WHAT IS ASKED: For each line in the data below that holds "Phần", return a copy.

DATA FOR THIS TASK:
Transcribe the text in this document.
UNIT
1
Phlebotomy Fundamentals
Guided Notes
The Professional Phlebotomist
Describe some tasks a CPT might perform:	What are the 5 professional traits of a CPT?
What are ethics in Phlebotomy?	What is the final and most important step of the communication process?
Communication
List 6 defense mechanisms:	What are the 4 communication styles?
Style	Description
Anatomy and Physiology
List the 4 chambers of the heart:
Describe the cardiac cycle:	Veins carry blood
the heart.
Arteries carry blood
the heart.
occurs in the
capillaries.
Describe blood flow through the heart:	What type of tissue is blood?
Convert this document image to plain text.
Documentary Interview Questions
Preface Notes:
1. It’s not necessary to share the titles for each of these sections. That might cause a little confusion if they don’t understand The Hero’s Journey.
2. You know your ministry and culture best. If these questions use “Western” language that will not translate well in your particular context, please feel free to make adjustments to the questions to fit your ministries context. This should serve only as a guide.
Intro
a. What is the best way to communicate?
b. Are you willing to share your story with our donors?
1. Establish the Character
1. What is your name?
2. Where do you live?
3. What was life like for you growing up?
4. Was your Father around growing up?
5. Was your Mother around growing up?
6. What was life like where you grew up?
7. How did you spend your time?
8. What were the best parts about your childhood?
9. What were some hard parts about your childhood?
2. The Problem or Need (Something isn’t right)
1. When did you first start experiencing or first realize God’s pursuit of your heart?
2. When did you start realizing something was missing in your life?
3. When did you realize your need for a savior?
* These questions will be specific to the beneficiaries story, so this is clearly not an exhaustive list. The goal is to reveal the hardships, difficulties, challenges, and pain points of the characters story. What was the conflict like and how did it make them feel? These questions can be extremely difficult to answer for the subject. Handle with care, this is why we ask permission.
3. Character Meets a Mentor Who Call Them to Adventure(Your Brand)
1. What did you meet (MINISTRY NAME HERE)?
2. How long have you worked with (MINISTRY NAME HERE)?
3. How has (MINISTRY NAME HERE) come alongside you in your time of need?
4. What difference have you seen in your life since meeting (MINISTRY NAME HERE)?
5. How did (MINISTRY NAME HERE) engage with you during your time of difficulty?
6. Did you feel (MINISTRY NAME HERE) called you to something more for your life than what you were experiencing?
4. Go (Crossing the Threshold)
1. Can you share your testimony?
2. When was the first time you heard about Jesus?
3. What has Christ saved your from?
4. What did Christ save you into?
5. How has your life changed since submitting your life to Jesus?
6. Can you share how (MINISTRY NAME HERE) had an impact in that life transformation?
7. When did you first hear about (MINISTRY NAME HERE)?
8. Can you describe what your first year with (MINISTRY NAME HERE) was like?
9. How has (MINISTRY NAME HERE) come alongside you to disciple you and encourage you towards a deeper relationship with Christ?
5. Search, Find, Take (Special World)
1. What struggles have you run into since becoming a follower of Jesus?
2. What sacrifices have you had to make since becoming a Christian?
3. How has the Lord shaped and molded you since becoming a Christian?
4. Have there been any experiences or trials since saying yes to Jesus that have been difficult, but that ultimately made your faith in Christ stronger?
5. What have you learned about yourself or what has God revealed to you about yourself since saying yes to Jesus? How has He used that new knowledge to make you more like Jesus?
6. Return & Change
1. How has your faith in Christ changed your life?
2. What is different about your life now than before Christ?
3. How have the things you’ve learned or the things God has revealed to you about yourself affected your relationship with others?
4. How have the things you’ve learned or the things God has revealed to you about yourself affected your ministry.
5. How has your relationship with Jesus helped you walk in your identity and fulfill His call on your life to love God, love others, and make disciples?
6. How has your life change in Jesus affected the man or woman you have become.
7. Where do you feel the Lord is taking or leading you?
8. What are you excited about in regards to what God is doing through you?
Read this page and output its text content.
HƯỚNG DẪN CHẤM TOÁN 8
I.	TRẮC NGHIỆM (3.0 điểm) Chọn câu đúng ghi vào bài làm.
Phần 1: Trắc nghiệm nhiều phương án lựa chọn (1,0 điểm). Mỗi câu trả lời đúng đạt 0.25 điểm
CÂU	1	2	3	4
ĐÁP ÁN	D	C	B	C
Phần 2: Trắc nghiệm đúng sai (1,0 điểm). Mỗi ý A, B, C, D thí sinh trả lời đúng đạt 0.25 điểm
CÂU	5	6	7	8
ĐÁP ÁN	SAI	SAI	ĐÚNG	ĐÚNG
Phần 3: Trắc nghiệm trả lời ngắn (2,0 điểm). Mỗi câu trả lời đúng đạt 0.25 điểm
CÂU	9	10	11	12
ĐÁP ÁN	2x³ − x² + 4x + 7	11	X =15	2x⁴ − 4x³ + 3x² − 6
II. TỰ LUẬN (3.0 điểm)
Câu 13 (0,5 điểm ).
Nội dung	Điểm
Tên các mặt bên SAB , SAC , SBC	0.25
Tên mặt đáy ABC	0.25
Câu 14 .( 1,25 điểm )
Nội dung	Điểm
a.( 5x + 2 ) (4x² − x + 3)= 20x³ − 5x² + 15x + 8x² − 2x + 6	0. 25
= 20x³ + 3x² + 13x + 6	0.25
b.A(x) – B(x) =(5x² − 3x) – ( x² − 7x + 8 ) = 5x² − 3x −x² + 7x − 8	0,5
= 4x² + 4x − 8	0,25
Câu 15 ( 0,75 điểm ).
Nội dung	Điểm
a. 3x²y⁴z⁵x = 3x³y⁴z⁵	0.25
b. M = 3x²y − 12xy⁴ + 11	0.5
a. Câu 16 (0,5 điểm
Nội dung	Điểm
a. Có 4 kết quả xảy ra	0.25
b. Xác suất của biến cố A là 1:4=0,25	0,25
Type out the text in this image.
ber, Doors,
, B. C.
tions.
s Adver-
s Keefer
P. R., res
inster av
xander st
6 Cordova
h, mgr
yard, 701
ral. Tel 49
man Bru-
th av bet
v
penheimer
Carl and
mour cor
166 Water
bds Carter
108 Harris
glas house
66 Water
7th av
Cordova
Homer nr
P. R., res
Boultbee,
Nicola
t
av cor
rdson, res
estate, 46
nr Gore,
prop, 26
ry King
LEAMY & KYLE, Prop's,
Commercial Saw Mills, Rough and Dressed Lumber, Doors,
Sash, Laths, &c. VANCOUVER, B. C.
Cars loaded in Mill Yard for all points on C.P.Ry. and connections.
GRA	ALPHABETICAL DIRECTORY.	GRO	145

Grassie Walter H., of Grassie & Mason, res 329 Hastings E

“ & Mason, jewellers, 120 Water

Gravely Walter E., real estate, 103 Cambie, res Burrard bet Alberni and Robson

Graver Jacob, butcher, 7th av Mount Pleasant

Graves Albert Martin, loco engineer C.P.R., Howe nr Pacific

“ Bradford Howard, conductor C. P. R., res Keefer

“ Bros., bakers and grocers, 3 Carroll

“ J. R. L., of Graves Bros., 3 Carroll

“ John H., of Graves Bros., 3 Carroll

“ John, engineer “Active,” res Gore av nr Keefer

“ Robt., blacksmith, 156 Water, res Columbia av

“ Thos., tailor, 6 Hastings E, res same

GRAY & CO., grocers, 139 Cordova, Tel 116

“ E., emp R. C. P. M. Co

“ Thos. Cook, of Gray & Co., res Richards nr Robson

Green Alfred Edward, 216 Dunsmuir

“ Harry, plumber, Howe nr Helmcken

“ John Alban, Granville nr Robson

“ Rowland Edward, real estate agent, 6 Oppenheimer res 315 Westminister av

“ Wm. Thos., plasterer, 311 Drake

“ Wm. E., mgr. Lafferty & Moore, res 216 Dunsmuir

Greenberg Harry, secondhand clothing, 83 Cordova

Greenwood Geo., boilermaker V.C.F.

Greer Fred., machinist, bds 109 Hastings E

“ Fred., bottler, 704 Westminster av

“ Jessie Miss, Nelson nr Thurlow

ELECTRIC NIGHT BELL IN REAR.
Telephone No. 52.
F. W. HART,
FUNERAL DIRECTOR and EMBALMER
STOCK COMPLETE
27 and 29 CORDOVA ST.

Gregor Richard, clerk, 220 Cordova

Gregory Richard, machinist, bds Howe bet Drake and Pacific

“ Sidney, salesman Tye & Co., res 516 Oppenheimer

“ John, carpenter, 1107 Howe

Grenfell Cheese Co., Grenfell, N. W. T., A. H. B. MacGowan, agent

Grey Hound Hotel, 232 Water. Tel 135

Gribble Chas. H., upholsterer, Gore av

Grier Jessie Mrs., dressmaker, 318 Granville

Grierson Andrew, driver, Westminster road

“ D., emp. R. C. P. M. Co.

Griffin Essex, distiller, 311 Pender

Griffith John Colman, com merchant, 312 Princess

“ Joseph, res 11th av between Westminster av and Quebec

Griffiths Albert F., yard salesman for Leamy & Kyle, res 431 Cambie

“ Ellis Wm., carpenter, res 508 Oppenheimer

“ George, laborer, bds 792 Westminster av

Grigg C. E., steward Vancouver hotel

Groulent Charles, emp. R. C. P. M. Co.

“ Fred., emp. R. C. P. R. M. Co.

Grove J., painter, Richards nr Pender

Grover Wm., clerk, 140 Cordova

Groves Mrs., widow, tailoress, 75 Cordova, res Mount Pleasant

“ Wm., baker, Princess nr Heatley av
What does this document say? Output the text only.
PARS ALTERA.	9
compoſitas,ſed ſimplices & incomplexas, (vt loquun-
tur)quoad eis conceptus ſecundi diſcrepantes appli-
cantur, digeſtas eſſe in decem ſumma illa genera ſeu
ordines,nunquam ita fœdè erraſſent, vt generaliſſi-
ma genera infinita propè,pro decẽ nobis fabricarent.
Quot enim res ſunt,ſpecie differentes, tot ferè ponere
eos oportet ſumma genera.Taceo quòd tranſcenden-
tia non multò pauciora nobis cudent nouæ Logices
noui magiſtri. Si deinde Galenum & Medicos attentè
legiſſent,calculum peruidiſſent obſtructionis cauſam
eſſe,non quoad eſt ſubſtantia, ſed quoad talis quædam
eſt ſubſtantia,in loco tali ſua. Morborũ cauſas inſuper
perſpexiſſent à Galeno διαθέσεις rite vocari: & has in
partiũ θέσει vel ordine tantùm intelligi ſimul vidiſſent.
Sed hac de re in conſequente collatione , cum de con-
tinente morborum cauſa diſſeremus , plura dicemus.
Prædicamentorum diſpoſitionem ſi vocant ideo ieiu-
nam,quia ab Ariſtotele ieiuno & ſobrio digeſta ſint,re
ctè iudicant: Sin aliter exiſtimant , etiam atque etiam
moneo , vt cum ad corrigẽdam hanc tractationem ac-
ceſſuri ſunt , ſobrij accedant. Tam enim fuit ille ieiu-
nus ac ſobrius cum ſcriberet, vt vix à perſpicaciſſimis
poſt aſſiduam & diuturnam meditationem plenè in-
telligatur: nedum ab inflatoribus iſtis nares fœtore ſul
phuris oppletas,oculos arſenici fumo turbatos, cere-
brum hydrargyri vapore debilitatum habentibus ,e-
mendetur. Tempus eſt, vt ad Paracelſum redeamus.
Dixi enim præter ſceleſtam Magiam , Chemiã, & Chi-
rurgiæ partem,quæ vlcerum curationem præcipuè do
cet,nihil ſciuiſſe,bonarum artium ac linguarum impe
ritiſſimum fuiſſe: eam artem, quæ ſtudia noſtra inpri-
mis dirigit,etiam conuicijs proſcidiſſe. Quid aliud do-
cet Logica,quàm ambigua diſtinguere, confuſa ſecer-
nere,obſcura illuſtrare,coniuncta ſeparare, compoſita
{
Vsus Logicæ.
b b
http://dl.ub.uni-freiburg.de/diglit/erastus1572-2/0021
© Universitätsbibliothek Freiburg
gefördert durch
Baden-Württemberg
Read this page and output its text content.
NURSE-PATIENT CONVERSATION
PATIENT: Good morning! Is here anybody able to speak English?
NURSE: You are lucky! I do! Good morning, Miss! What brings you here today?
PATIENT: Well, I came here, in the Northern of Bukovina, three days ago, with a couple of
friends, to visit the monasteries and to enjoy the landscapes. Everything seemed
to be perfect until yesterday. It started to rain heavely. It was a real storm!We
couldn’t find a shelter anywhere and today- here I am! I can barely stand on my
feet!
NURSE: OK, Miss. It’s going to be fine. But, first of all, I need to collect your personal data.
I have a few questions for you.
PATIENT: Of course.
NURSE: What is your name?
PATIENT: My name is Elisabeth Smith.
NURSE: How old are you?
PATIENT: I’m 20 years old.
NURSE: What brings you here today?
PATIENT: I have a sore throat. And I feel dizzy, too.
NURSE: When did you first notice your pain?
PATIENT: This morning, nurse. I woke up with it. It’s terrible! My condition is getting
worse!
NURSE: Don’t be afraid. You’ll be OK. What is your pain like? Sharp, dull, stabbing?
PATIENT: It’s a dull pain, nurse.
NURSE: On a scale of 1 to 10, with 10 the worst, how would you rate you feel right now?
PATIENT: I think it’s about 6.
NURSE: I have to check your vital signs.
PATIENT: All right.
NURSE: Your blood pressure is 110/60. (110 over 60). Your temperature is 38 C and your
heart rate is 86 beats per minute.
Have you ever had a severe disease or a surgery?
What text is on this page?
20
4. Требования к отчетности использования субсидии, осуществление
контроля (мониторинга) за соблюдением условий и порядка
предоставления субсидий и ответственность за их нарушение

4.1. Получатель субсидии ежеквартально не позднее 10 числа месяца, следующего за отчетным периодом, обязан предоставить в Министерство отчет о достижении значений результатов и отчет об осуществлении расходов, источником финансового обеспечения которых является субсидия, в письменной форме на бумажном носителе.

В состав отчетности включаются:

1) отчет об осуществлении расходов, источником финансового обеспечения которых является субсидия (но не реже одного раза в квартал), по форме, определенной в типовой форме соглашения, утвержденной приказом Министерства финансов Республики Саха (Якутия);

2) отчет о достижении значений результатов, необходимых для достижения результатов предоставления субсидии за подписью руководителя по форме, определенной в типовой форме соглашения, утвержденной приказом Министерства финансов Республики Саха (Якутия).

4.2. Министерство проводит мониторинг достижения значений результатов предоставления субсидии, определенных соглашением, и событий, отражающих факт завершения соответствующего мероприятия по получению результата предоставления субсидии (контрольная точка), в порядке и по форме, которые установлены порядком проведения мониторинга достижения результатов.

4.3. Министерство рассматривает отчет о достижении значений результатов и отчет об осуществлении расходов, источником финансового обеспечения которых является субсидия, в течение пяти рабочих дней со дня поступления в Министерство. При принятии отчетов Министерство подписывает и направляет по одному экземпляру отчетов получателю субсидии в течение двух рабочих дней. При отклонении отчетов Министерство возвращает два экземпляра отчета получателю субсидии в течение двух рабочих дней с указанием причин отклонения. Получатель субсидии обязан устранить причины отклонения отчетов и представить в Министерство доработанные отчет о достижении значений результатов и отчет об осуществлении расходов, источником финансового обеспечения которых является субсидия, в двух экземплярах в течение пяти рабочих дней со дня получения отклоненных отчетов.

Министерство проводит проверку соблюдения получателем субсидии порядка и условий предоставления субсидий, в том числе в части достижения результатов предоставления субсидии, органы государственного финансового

CORRECT RESULT:
Phần 1: Trắc nghiệm nhiều phương án lựa chọn (1,0 điểm). Mỗi câu trả lời đúng đạt 0.25 điểm
Phần 2: Trắc nghiệm đúng sai (1,0 điểm). Mỗi ý A, B, C, D thí sinh trả lời đúng đạt 0.25 điểm
Phần 3: Trắc nghiệm trả lời ngắn (2,0 điểm). Mỗi câu trả lời đúng đạt 0.25 điểm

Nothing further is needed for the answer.